■ **Given instruction**
Can you output the records below exactly as they are written?

** Begin Records for the exercise **

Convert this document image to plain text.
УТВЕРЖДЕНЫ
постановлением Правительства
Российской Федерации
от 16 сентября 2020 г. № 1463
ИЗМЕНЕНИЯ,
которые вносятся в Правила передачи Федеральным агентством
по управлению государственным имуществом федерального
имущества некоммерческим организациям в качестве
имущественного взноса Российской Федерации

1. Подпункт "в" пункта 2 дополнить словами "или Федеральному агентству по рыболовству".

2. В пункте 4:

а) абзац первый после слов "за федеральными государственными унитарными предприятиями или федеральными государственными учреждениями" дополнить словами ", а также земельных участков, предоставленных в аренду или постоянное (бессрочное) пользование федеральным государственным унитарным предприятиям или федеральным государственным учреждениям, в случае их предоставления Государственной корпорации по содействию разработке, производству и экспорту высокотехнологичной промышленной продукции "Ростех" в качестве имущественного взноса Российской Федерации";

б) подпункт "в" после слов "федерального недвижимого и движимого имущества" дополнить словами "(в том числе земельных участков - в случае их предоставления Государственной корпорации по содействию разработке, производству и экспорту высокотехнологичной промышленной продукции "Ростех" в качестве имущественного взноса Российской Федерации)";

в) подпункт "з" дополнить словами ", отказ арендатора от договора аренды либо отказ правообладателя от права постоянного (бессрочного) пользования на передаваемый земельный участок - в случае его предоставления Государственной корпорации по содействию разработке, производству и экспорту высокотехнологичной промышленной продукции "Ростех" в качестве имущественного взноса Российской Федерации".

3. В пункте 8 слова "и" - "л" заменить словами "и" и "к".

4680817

** End Records for the exercise **

■ **Response to this exercise**
Convert this document image to plain text.
УТВЕРЖДЕНЫ
постановлением Правительства
Российской Федерации
от 16 сентября 2020 г. № 1463
ИЗМЕНЕНИЯ,
которые вносятся в Правила передачи Федеральным агентством
по управлению государственным имуществом федерального
имущества некоммерческим организациям в качестве
имущественного взноса Российской Федерации

1. Подпункт "в" пункта 2 дополнить словами "или Федеральному агентству по рыболовству".

2. В пункте 4:

а) абзац первый после слов "за федеральными государственными унитарными предприятиями или федеральными государственными учреждениями" дополнить словами ", а также земельных участков, предоставленных в аренду или постоянное (бессрочное) пользование федеральным государственным унитарным предприятиям или федеральным государственным учреждениям, в случае их предоставления Государственной корпорации по содействию разработке, производству и экспорту высокотехнологичной промышленной продукции "Ростех" в качестве имущественного взноса Российской Федерации";

б) подпункт "в" после слов "федерального недвижимого и движимого имущества" дополнить словами "(в том числе земельных участков - в случае их предоставления Государственной корпорации по содействию разработке, производству и экспорту высокотехнологичной промышленной продукции "Ростех" в качестве имущественного взноса Российской Федерации)";

в) подпункт "з" дополнить словами ", отказ арендатора от договора аренды либо отказ правообладателя от права постоянного (бессрочного) пользования на передаваемый земельный участок - в случае его предоставления Государственной корпорации по содействию разработке, производству и экспорту высокотехнологичной промышленной продукции "Ростех" в качестве имущественного взноса Российской Федерации".

3. В пункте 8 слова "и" - "л" заменить словами "и" и "к".

4680817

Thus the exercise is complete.